EXERCISE GOAL:
Convert the lines below, from the one containing "Bar [420, 376, 510, 485]" through the one containing "X-axis label: Days: Days [610, 567, 650, 585]", both included, into a JSON array of strings, one string per line, omitting blank lines.

TASK INPUT:
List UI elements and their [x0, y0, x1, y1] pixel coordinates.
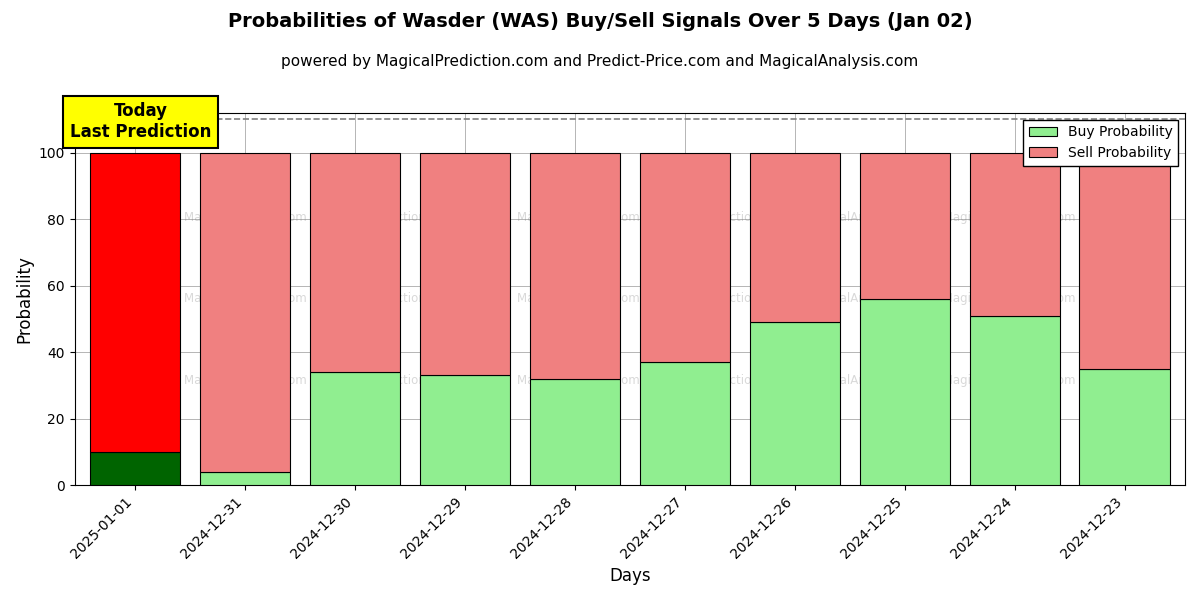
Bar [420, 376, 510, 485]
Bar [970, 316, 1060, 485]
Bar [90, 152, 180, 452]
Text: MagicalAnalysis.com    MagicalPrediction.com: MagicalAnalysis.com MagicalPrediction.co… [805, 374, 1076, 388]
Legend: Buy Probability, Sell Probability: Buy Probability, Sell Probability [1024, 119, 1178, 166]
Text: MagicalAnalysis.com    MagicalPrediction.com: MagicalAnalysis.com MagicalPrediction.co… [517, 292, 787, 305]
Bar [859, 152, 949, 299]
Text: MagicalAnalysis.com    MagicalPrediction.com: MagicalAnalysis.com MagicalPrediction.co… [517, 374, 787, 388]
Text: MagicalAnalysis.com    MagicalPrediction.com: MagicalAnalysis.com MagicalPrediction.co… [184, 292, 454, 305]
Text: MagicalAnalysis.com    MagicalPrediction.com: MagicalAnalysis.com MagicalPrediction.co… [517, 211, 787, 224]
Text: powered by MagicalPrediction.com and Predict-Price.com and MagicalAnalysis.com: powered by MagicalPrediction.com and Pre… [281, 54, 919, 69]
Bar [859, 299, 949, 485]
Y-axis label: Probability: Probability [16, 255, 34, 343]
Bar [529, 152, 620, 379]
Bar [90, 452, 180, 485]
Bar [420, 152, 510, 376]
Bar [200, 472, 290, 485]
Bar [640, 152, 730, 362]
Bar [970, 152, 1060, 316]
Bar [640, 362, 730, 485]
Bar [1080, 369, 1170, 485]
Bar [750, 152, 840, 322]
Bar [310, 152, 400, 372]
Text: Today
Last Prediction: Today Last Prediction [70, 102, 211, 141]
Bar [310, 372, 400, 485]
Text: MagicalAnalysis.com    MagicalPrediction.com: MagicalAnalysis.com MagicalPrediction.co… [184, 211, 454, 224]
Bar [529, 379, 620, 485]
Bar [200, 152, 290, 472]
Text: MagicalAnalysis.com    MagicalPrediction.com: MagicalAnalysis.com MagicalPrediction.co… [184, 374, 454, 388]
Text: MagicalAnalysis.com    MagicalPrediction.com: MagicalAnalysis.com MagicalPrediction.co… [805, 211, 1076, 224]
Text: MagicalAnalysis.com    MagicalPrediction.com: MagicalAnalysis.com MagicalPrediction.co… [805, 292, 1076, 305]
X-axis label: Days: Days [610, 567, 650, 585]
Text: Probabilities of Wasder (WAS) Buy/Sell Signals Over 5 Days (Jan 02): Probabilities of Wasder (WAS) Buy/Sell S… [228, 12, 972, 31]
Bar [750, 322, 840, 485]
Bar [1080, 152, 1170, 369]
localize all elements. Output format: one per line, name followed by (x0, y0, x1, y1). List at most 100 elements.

ANSWER TO THIS TASK:
[
  "Bar [420, 376, 510, 485]",
  "Bar [970, 316, 1060, 485]",
  "Bar [90, 152, 180, 452]",
  "Text: MagicalAnalysis.com    MagicalPrediction.com: MagicalAnalysis.com MagicalPrediction.co… [805, 374, 1076, 388]",
  "Legend: Buy Probability, Sell Probability: Buy Probability, Sell Probability [1024, 119, 1178, 166]",
  "Text: MagicalAnalysis.com    MagicalPrediction.com: MagicalAnalysis.com MagicalPrediction.co… [517, 292, 787, 305]",
  "Bar [859, 152, 949, 299]",
  "Text: MagicalAnalysis.com    MagicalPrediction.com: MagicalAnalysis.com MagicalPrediction.co… [517, 374, 787, 388]",
  "Text: MagicalAnalysis.com    MagicalPrediction.com: MagicalAnalysis.com MagicalPrediction.co… [184, 292, 454, 305]",
  "Text: MagicalAnalysis.com    MagicalPrediction.com: MagicalAnalysis.com MagicalPrediction.co… [517, 211, 787, 224]",
  "Text: powered by MagicalPrediction.com and Predict-Price.com and MagicalAnalysis.com: powered by MagicalPrediction.com and Pre… [281, 54, 919, 69]",
  "Bar [859, 299, 949, 485]",
  "Y-axis label: Probability: Probability [16, 255, 34, 343]",
  "Bar [529, 152, 620, 379]",
  "Bar [90, 452, 180, 485]",
  "Bar [420, 152, 510, 376]",
  "Bar [200, 472, 290, 485]",
  "Bar [640, 152, 730, 362]",
  "Bar [970, 152, 1060, 316]",
  "Bar [640, 362, 730, 485]",
  "Bar [1080, 369, 1170, 485]",
  "Bar [750, 152, 840, 322]",
  "Bar [310, 152, 400, 372]",
  "Text: Today",
  "Last Prediction: Today Last Prediction [70, 102, 211, 141]",
  "Bar [310, 372, 400, 485]",
  "Text: MagicalAnalysis.com    MagicalPrediction.com: MagicalAnalysis.com MagicalPrediction.co… [184, 211, 454, 224]",
  "Bar [529, 379, 620, 485]",
  "Bar [200, 152, 290, 472]",
  "Text: MagicalAnalysis.com    MagicalPrediction.com: MagicalAnalysis.com MagicalPrediction.co… [184, 374, 454, 388]",
  "Text: MagicalAnalysis.com    MagicalPrediction.com: MagicalAnalysis.com MagicalPrediction.co… [805, 211, 1076, 224]",
  "Text: MagicalAnalysis.com    MagicalPrediction.com: MagicalAnalysis.com MagicalPrediction.co… [805, 292, 1076, 305]",
  "X-axis label: Days: Days [610, 567, 650, 585]"
]